+++ Records to process

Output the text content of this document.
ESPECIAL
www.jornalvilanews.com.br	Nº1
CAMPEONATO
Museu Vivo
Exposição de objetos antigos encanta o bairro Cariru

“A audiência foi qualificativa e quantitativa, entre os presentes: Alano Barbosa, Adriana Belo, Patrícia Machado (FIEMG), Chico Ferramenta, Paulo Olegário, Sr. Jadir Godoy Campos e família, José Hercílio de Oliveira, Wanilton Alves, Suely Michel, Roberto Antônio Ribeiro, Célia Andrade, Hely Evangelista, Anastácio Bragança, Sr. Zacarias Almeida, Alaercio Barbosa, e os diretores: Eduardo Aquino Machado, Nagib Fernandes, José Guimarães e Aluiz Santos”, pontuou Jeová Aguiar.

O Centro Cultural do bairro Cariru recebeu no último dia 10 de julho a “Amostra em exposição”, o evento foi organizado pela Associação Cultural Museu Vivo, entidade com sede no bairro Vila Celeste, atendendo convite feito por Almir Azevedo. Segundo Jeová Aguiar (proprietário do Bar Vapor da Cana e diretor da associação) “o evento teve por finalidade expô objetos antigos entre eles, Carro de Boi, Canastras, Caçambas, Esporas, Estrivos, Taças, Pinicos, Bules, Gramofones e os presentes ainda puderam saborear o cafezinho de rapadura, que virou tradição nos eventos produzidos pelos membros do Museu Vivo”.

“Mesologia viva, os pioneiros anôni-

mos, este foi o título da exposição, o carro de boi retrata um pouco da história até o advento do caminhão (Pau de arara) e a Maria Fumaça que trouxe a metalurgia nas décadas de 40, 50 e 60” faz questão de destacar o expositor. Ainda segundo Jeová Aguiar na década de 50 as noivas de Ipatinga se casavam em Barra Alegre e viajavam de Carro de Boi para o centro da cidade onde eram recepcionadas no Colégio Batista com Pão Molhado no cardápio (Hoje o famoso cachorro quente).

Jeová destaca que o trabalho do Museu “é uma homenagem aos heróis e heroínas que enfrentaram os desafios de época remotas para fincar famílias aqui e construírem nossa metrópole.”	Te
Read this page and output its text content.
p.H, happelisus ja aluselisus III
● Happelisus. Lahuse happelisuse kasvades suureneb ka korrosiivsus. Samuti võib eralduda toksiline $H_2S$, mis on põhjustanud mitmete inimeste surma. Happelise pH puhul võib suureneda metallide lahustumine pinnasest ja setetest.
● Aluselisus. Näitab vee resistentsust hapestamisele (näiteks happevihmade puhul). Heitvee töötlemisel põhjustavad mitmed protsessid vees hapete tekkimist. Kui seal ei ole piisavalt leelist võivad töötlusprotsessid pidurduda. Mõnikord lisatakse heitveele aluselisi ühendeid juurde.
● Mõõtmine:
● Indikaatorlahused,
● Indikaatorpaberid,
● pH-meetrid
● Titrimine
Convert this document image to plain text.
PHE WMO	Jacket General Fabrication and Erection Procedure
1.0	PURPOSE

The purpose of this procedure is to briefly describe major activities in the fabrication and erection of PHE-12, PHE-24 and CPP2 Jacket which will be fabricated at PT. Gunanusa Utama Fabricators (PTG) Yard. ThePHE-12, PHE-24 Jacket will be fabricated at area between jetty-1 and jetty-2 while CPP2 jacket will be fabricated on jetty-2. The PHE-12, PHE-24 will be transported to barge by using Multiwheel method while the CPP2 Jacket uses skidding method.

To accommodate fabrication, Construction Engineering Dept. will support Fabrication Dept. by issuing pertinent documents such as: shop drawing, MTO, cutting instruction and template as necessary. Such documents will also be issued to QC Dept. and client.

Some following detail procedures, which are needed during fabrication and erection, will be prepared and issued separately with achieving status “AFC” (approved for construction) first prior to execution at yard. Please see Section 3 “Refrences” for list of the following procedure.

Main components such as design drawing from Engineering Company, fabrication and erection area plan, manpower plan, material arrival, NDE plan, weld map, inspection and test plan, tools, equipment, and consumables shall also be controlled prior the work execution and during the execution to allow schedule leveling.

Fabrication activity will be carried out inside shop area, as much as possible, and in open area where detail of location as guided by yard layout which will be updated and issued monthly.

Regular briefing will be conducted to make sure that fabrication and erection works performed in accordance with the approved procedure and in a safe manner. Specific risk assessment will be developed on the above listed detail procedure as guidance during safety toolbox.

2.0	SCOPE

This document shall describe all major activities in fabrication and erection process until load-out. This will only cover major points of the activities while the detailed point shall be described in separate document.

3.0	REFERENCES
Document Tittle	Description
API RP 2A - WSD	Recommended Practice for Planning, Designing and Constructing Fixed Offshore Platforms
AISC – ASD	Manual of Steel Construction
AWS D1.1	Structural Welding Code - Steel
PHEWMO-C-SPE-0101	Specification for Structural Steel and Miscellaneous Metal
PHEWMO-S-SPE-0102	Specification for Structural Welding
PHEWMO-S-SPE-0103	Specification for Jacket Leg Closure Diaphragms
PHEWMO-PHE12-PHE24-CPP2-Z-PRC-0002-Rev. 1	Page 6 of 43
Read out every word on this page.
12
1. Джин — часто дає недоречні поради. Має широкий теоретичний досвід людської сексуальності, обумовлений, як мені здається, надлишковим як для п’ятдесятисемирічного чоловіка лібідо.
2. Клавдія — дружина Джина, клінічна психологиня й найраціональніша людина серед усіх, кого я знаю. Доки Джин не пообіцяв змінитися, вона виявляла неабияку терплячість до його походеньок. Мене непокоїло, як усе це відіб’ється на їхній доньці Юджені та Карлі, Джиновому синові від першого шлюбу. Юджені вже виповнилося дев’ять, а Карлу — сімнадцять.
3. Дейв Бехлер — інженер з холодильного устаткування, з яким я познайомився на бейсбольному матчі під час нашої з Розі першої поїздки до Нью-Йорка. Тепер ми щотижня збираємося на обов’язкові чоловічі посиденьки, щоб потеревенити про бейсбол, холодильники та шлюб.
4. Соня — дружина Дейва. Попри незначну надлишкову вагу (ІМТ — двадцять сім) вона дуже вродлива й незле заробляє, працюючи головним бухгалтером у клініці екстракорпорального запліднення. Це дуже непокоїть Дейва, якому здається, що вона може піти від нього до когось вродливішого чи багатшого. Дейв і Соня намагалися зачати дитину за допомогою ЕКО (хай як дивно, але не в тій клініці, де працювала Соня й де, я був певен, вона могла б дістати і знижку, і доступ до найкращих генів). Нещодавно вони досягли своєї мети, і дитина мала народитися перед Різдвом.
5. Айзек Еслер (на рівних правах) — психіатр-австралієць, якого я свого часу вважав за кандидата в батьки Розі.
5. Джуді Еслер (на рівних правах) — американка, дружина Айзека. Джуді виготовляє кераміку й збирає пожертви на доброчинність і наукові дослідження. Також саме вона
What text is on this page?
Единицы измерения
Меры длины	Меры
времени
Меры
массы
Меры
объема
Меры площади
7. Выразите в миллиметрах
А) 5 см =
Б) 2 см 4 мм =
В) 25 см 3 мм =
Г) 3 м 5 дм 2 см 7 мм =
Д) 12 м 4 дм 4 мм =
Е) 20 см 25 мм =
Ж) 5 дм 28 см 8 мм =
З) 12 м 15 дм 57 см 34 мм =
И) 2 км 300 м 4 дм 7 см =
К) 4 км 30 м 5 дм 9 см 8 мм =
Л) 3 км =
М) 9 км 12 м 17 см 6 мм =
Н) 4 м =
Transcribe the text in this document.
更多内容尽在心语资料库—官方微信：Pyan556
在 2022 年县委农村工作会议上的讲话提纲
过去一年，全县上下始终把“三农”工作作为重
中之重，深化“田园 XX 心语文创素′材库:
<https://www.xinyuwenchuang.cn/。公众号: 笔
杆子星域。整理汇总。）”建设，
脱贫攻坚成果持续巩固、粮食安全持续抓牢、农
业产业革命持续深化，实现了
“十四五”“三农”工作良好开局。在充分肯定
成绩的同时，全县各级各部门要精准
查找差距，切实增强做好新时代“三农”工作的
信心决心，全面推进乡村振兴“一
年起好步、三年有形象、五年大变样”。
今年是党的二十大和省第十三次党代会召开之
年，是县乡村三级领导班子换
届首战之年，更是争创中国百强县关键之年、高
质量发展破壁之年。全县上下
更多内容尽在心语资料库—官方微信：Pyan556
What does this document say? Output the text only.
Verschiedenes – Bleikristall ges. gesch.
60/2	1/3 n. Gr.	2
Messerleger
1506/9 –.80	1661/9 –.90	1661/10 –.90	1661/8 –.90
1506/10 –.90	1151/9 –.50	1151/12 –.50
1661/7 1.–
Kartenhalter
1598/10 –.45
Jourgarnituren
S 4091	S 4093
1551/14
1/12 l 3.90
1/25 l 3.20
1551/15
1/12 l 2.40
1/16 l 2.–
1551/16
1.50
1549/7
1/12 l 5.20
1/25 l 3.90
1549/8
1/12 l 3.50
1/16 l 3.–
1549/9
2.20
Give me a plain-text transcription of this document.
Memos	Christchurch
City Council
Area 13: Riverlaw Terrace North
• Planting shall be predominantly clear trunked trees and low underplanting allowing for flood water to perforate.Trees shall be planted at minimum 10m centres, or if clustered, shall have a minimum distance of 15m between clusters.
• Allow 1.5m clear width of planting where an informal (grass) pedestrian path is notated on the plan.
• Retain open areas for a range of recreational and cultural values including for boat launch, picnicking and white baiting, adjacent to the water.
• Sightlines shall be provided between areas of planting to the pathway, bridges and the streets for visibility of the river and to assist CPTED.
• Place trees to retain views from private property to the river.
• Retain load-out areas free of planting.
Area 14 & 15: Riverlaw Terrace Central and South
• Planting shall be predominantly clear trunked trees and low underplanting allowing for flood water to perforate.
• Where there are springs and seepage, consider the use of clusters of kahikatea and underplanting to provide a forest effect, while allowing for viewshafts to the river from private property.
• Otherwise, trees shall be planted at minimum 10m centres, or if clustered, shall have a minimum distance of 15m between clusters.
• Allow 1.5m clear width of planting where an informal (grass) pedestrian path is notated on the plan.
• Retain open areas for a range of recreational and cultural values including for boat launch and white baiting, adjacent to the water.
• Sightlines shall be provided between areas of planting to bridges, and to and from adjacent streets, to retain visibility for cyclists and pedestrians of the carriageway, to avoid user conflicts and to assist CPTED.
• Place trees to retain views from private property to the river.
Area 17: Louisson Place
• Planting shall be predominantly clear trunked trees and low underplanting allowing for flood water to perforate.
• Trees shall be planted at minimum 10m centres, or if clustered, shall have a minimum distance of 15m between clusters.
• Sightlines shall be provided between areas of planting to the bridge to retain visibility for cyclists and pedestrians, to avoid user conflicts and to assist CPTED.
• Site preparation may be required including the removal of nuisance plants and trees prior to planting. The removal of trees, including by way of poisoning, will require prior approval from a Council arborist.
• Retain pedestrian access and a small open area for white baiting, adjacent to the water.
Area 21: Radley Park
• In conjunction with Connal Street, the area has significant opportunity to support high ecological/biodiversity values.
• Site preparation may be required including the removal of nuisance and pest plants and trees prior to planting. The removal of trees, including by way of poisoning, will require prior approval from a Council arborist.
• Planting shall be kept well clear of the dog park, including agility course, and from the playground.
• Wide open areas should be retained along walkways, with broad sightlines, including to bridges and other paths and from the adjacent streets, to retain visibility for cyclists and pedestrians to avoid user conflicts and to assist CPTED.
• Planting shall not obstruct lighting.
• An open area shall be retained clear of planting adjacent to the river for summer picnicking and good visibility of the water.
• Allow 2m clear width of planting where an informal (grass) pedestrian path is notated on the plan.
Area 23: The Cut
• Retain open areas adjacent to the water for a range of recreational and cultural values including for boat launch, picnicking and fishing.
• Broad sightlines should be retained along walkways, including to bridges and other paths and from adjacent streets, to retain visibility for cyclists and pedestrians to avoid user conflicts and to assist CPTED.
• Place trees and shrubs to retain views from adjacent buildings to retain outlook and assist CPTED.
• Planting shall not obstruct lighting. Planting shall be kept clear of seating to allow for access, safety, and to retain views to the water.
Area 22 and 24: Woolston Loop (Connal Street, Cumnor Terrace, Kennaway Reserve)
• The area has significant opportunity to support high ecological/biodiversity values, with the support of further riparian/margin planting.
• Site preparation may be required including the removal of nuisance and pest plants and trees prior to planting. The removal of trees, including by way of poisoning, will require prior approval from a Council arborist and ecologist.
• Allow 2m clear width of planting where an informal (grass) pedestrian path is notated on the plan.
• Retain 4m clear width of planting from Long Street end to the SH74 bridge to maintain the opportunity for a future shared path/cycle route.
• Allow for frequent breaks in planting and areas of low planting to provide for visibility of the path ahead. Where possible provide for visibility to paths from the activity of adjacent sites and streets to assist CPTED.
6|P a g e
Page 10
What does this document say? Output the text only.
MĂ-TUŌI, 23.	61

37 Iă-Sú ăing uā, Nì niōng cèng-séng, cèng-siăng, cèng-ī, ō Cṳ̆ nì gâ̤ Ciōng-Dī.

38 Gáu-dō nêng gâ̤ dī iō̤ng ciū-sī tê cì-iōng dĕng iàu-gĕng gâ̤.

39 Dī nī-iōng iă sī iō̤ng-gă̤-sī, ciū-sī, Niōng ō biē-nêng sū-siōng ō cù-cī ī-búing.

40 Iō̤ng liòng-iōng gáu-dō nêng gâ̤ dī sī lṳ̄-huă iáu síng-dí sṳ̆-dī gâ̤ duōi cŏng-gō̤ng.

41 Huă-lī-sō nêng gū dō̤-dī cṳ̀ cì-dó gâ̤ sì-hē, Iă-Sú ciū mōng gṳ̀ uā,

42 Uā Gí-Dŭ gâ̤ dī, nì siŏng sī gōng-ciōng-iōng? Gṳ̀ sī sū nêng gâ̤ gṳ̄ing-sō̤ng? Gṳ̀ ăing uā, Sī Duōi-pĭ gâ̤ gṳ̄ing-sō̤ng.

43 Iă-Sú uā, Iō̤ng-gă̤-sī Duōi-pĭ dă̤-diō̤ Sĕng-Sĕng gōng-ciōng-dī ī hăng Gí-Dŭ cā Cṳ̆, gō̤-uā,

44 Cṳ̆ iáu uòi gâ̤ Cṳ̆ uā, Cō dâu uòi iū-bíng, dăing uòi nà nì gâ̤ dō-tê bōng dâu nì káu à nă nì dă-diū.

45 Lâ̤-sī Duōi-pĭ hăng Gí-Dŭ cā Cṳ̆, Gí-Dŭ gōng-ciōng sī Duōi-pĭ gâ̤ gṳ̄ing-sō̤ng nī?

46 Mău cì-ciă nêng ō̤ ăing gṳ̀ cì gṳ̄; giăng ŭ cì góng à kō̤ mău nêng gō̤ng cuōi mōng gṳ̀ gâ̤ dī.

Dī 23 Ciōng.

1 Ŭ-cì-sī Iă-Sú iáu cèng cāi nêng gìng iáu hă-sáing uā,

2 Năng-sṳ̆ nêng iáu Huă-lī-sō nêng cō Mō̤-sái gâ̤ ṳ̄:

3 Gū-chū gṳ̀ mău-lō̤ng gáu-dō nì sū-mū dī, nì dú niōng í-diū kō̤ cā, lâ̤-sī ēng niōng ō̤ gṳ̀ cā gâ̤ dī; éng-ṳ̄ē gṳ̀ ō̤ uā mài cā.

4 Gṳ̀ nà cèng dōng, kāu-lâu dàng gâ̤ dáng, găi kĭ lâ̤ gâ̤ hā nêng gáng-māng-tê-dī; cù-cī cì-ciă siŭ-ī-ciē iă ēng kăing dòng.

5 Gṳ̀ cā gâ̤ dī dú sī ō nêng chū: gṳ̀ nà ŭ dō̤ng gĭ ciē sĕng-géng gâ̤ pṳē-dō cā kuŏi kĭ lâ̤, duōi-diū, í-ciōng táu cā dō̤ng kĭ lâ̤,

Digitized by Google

++++++

Your goal
Pull out all lines in the data above that include "Engineering".

In response
To accommodate fabrication, Construction Engineering Dept. will support Fabrication Dept. by issuing pertinent documents such as: shop drawing, MTO, cutting instruction and template as necessary. Such documents will also be issued to QC Dept. and client.
Main components such as design drawing from Engineering Company, fabrication and erection area plan, manpower plan, material arrival, NDE plan, weld map, inspection and test plan, tools, equipment, and consumables shall also be controlled prior the work execution and during the execution to allow schedule leveling.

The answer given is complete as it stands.